> _TASK INSTRUCTIONS_
Quote the entries that follow exactly, leaving none out.

> _SOURCE DATA_
**********
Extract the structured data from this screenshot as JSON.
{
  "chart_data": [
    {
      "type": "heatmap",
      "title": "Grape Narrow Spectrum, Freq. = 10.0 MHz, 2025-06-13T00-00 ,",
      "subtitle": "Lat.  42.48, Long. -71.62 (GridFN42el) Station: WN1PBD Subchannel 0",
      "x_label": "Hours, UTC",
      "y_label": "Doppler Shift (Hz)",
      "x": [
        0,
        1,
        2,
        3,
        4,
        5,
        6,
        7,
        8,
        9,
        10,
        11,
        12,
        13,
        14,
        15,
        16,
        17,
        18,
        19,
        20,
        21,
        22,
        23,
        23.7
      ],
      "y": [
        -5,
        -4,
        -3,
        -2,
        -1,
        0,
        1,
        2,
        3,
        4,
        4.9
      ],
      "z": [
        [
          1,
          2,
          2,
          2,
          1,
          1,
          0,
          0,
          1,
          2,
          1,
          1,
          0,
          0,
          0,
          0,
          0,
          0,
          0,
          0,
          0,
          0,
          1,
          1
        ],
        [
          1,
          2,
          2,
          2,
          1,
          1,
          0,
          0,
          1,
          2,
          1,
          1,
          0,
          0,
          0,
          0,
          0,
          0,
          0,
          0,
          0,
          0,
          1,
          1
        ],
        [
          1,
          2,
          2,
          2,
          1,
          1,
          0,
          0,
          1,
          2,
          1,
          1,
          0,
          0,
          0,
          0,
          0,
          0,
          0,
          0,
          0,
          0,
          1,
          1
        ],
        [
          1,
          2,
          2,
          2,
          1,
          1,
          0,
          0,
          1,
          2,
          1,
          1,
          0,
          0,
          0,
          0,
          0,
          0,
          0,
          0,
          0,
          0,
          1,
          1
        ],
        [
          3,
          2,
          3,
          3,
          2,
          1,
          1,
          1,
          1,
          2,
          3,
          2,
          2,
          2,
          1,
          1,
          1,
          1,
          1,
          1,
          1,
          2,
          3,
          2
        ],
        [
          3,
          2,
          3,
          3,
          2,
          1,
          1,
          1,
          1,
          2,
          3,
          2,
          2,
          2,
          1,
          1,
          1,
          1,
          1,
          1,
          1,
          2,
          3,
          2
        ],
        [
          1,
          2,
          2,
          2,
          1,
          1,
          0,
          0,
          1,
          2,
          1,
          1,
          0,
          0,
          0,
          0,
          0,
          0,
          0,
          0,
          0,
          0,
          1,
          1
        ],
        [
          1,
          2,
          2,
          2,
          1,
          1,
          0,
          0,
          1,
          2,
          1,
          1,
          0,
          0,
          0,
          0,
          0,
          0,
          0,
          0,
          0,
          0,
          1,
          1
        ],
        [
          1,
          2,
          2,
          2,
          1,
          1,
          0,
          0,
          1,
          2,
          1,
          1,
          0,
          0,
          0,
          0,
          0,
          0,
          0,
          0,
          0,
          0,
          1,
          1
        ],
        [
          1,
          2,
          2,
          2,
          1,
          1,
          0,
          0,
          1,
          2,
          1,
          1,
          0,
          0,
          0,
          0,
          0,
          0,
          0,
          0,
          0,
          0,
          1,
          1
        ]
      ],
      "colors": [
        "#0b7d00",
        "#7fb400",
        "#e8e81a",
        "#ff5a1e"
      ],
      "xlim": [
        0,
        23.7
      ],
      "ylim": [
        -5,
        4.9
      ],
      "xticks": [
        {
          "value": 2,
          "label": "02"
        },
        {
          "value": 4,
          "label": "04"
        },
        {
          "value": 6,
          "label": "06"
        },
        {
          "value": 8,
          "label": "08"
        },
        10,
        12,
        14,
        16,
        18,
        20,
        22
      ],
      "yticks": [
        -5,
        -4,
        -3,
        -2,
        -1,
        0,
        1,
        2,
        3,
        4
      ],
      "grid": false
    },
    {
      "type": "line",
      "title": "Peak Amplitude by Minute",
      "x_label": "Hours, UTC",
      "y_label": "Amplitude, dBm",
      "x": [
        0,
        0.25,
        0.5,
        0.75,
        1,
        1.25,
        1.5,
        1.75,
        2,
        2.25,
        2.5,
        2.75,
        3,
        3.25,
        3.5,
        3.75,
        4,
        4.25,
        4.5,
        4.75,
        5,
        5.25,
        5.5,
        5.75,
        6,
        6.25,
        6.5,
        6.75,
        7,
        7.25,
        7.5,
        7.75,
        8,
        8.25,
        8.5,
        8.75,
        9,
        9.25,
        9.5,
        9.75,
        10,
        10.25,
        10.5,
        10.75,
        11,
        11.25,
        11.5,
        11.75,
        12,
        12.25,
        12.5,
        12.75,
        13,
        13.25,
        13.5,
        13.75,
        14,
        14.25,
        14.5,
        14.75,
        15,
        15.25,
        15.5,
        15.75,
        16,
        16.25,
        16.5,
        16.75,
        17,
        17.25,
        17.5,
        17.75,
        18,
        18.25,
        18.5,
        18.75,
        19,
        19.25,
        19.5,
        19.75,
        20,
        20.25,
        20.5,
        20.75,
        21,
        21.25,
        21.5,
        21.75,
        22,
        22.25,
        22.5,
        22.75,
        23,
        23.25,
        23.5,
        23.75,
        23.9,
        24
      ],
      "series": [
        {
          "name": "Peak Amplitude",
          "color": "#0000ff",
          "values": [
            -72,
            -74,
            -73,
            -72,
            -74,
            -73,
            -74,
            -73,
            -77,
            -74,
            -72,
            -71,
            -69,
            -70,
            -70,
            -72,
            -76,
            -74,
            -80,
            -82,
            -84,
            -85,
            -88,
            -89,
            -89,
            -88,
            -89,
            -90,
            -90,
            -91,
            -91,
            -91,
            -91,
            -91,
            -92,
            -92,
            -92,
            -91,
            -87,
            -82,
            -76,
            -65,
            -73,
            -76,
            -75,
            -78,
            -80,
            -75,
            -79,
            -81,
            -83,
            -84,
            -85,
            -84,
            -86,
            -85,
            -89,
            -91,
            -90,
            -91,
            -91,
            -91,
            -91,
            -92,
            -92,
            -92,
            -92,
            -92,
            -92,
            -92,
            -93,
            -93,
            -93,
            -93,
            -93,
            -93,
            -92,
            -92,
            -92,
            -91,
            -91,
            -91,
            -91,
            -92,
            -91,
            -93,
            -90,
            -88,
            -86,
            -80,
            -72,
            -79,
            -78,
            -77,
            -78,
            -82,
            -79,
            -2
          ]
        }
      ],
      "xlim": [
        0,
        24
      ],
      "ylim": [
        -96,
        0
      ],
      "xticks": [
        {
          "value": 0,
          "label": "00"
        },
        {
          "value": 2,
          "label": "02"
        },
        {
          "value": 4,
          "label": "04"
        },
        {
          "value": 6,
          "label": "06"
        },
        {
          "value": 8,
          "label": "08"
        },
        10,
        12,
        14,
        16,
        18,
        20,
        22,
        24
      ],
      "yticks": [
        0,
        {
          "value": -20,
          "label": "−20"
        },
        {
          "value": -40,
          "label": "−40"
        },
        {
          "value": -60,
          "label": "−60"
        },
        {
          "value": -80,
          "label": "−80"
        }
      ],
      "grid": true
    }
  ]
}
**********
> _WRITTEN REPLY_
Extract the structured data from this screenshot as JSON.
{
  "chart_data": [
    {
      "type": "heatmap",
      "title": "Grape Narrow Spectrum, Freq. = 10.0 MHz, 2025-06-13T00-00 ,",
      "subtitle": "Lat.  42.48, Long. -71.62 (GridFN42el) Station: WN1PBD Subchannel 0",
      "x_label": "Hours, UTC",
      "y_label": "Doppler Shift (Hz)",
      "x": [
        0,
        1,
        2,
        3,
        4,
        5,
        6,
        7,
        8,
        9,
        10,
        11,
        12,
        13,
        14,
        15,
        16,
        17,
        18,
        19,
        20,
        21,
        22,
        23,
        23.7
      ],
      "y": [
        -5,
        -4,
        -3,
        -2,
        -1,
        0,
        1,
        2,
        3,
        4,
        4.9
      ],
      "z": [
        [
          1,
          2,
          2,
          2,
          1,
          1,
          0,
          0,
          1,
          2,
          1,
          1,
          0,
          0,
          0,
          0,
          0,
          0,
          0,
          0,
          0,
          0,
          1,
          1
        ],
        [
          1,
          2,
          2,
          2,
          1,
          1,
          0,
          0,
          1,
          2,
          1,
          1,
          0,
          0,
          0,
          0,
          0,
          0,
          0,
          0,
          0,
          0,
          1,
          1
        ],
        [
          1,
          2,
          2,
          2,
          1,
          1,
          0,
          0,
          1,
          2,
          1,
          1,
          0,
          0,
          0,
          0,
          0,
          0,
          0,
          0,
          0,
          0,
          1,
          1
        ],
        [
          1,
          2,
          2,
          2,
          1,
          1,
          0,
          0,
          1,
          2,
          1,
          1,
          0,
          0,
          0,
          0,
          0,
          0,
          0,
          0,
          0,
          0,
          1,
          1
        ],
        [
          3,
          2,
          3,
          3,
          2,
          1,
          1,
          1,
          1,
          2,
          3,
          2,
          2,
          2,
          1,
          1,
          1,
          1,
          1,
          1,
          1,
          2,
          3,
          2
        ],
        [
          3,
          2,
          3,
          3,
          2,
          1,
          1,
          1,
          1,
          2,
          3,
          2,
          2,
          2,
          1,
          1,
          1,
          1,
          1,
          1,
          1,
          2,
          3,
          2
        ],
        [
          1,
          2,
          2,
          2,
          1,
          1,
          0,
          0,
          1,
          2,
          1,
          1,
          0,
          0,
          0,
          0,
          0,
          0,
          0,
          0,
          0,
          0,
          1,
          1
        ],
        [
          1,
          2,
          2,
          2,
          1,
          1,
          0,
          0,
          1,
          2,
          1,
          1,
          0,
          0,
          0,
          0,
          0,
          0,
          0,
          0,
          0,
          0,
          1,
          1
        ],
        [
          1,
          2,
          2,
          2,
          1,
          1,
          0,
          0,
          1,
          2,
          1,
          1,
          0,
          0,
          0,
          0,
          0,
          0,
          0,
          0,
          0,
          0,
          1,
          1
        ],
        [
          1,
          2,
          2,
          2,
          1,
          1,
          0,
          0,
          1,
          2,
          1,
          1,
          0,
          0,
          0,
          0,
          0,
          0,
          0,
          0,
          0,
          0,
          1,
          1
        ]
      ],
      "colors": [
        "#0b7d00",
        "#7fb400",
        "#e8e81a",
        "#ff5a1e"
      ],
      "xlim": [
        0,
        23.7
      ],
      "ylim": [
        -5,
        4.9
      ],
      "xticks": [
        {
          "value": 2,
          "label": "02"
        },
        {
          "value": 4,
          "label": "04"
        },
        {
          "value": 6,
          "label": "06"
        },
        {
          "value": 8,
          "label": "08"
        },
        10,
        12,
        14,
        16,
        18,
        20,
        22
      ],
      "yticks": [
        -5,
        -4,
        -3,
        -2,
        -1,
        0,
        1,
        2,
        3,
        4
      ],
      "grid": false
    },
    {
      "type": "line",
      "title": "Peak Amplitude by Minute",
      "x_label": "Hours, UTC",
      "y_label": "Amplitude, dBm",
      "x": [
        0,
        0.25,
        0.5,
        0.75,
        1,
        1.25,
        1.5,
        1.75,
        2,
        2.25,
        2.5,
        2.75,
        3,
        3.25,
        3.5,
        3.75,
        4,
        4.25,
        4.5,
        4.75,
        5,
        5.25,
        5.5,
        5.75,
        6,
        6.25,
        6.5,
        6.75,
        7,
        7.25,
        7.5,
        7.75,
        8,
        8.25,
        8.5,
        8.75,
        9,
        9.25,
        9.5,
        9.75,
        10,
        10.25,
        10.5,
        10.75,
        11,
        11.25,
        11.5,
        11.75,
        12,
        12.25,
        12.5,
        12.75,
        13,
        13.25,
        13.5,
        13.75,
        14,
        14.25,
        14.5,
        14.75,
        15,
        15.25,
        15.5,
        15.75,
        16,
        16.25,
        16.5,
        16.75,
        17,
        17.25,
        17.5,
        17.75,
        18,
        18.25,
        18.5,
        18.75,
        19,
        19.25,
        19.5,
        19.75,
        20,
        20.25,
        20.5,
        20.75,
        21,
        21.25,
        21.5,
        21.75,
        22,
        22.25,
        22.5,
        22.75,
        23,
        23.25,
        23.5,
        23.75,
        23.9,
        24
      ],
      "series": [
        {
          "name": "Peak Amplitude",
          "color": "#0000ff",
          "values": [
            -72,
            -74,
            -73,
            -72,
            -74,
            -73,
            -74,
            -73,
            -77,
            -74,
            -72,
            -71,
            -69,
            -70,
            -70,
            -72,
            -76,
            -74,
            -80,
            -82,
            -84,
            -85,
            -88,
            -89,
            -89,
            -88,
            -89,
            -90,
            -90,
            -91,
            -91,
            -91,
            -91,
            -91,
            -92,
            -92,
            -92,
            -91,
            -87,
            -82,
            -76,
            -65,
            -73,
            -76,
            -75,
            -78,
            -80,
            -75,
            -79,
            -81,
            -83,
            -84,
            -85,
            -84,
            -86,
            -85,
            -89,
            -91,
            -90,
            -91,
            -91,
            -91,
            -91,
            -92,
            -92,
            -92,
            -92,
            -92,
            -92,
            -92,
            -93,
            -93,
            -93,
            -93,
            -93,
            -93,
            -92,
            -92,
            -92,
            -91,
            -91,
            -91,
            -91,
            -92,
            -91,
            -93,
            -90,
            -88,
            -86,
            -80,
            -72,
            -79,
            -78,
            -77,
            -78,
            -82,
            -79,
            -2
          ]
        }
      ],
      "xlim": [
        0,
        24
      ],
      "ylim": [
        -96,
        0
      ],
      "xticks": [
        {
          "value": 0,
          "label": "00"
        },
        {
          "value": 2,
          "label": "02"
        },
        {
          "value": 4,
          "label": "04"
        },
        {
          "value": 6,
          "label": "06"
        },
        {
          "value": 8,
          "label": "08"
        },
        10,
        12,
        14,
        16,
        18,
        20,
        22,
        24
      ],
      "yticks": [
        0,
        {
          "value": -20,
          "label": "−20"
        },
        {
          "value": -40,
          "label": "−40"
        },
        {
          "value": -60,
          "label": "−60"
        },
        {
          "value": -80,
          "label": "−80"
        }
      ],
      "grid": true
    }
  ]
}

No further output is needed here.